## Begin

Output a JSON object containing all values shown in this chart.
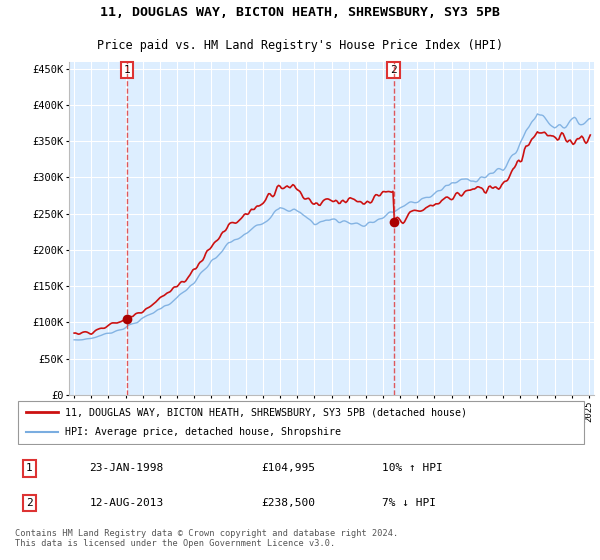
{
  "title": "11, DOUGLAS WAY, BICTON HEATH, SHREWSBURY, SY3 5PB",
  "subtitle": "Price paid vs. HM Land Registry's House Price Index (HPI)",
  "legend_line1": "11, DOUGLAS WAY, BICTON HEATH, SHREWSBURY, SY3 5PB (detached house)",
  "legend_line2": "HPI: Average price, detached house, Shropshire",
  "footer": "Contains HM Land Registry data © Crown copyright and database right 2024.\nThis data is licensed under the Open Government Licence v3.0.",
  "sale1_date": "23-JAN-1998",
  "sale1_price": "£104,995",
  "sale1_hpi": "10% ↑ HPI",
  "sale1_year": 1998.07,
  "sale1_value": 104995,
  "sale2_date": "12-AUG-2013",
  "sale2_price": "£238,500",
  "sale2_hpi": "7% ↓ HPI",
  "sale2_year": 2013.62,
  "sale2_value": 238500,
  "hpi_color": "#7aade0",
  "price_color": "#cc1111",
  "marker_color": "#aa0000",
  "vline_color": "#dd3333",
  "background_color": "#ddeeff",
  "grid_color": "#ffffff",
  "ylim": [
    0,
    460000
  ],
  "ytick_max": 450000,
  "xlim_start": 1994.7,
  "xlim_end": 2025.3
}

## End

:: TASK DETAILS ::
Locate all lines in the listing above with the word "Land". Copy them.

:: CORRECT ANSWER ::
  "subtitle": "Price paid vs. HM Land Registry's House Price Index (HPI)",
  "footer": "Contains HM Land Registry data © Crown copyright and database right 2024.\nThis data is licensed under the Open Government Licence v3.0.",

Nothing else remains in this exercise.